→ REQUIRED TASK:
Drop all pictures and repeat exactly the lines from the line holding "Output a JSON" through the end of the records.

Figure record extracts:
——————————

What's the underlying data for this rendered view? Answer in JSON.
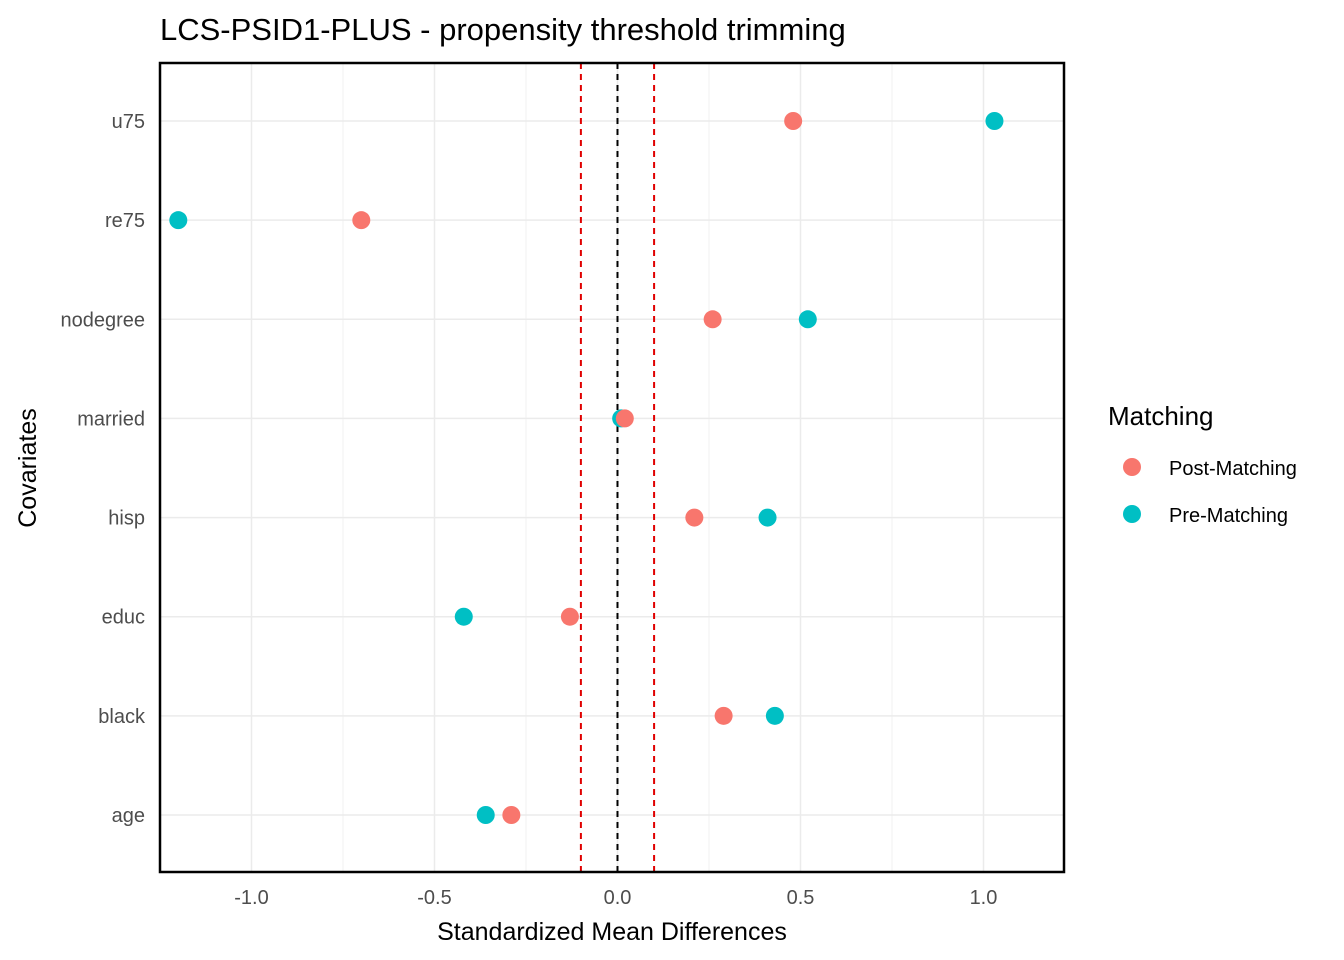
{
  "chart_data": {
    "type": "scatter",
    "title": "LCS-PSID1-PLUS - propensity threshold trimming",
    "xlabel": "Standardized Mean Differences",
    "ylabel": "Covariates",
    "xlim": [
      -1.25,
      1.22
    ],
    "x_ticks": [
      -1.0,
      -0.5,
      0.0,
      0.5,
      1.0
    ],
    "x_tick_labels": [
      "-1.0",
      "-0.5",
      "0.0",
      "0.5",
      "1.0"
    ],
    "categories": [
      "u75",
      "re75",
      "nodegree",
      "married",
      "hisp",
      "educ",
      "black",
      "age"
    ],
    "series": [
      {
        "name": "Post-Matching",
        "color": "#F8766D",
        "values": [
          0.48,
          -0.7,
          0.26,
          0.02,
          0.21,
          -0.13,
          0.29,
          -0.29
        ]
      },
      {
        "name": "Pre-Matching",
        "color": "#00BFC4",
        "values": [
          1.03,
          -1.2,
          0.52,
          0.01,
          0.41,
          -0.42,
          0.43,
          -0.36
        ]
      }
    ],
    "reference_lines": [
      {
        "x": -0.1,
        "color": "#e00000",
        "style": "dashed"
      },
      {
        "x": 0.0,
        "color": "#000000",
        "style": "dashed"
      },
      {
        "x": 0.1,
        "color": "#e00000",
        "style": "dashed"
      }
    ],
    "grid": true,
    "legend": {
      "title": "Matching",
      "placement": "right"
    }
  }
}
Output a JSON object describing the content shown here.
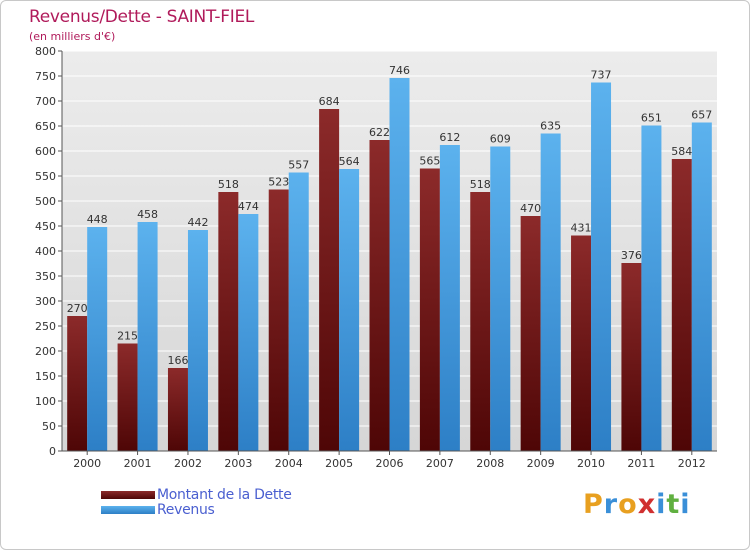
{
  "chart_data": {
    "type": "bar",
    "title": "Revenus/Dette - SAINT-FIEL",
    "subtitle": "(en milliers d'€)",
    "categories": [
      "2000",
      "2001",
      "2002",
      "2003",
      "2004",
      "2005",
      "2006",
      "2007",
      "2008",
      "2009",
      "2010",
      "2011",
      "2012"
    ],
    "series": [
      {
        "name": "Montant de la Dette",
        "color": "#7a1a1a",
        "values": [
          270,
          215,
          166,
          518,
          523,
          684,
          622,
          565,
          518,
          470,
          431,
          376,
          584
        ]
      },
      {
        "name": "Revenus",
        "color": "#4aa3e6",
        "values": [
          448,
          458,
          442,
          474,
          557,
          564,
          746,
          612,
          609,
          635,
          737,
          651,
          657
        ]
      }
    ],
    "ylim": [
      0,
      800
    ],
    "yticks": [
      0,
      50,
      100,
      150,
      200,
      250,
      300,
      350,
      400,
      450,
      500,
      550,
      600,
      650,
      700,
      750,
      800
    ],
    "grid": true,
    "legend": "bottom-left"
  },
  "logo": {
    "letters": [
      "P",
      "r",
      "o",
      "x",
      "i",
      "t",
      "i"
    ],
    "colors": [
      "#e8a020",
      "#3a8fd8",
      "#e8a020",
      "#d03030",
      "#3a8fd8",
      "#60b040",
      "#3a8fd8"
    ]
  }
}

——————————

→ THE COMPLETED TASK:
Output a JSON object describing the content shown here.
{
  "chart_data": {
    "type": "bar",
    "title": "Revenus/Dette - SAINT-FIEL",
    "subtitle": "(en milliers d'€)",
    "categories": [
      "2000",
      "2001",
      "2002",
      "2003",
      "2004",
      "2005",
      "2006",
      "2007",
      "2008",
      "2009",
      "2010",
      "2011",
      "2012"
    ],
    "series": [
      {
        "name": "Montant de la Dette",
        "color": "#7a1a1a",
        "values": [
          270,
          215,
          166,
          518,
          523,
          684,
          622,
          565,
          518,
          470,
          431,
          376,
          584
        ]
      },
      {
        "name": "Revenus",
        "color": "#4aa3e6",
        "values": [
          448,
          458,
          442,
          474,
          557,
          564,
          746,
          612,
          609,
          635,
          737,
          651,
          657
        ]
      }
    ],
    "ylim": [
      0,
      800
    ],
    "yticks": [
      0,
      50,
      100,
      150,
      200,
      250,
      300,
      350,
      400,
      450,
      500,
      550,
      600,
      650,
      700,
      750,
      800
    ],
    "grid": true,
    "legend": "bottom-left"
  },
  "logo": {
    "letters": [
      "P",
      "r",
      "o",
      "x",
      "i",
      "t",
      "i"
    ],
    "colors": [
      "#e8a020",
      "#3a8fd8",
      "#e8a020",
      "#d03030",
      "#3a8fd8",
      "#60b040",
      "#3a8fd8"
    ]
  }
}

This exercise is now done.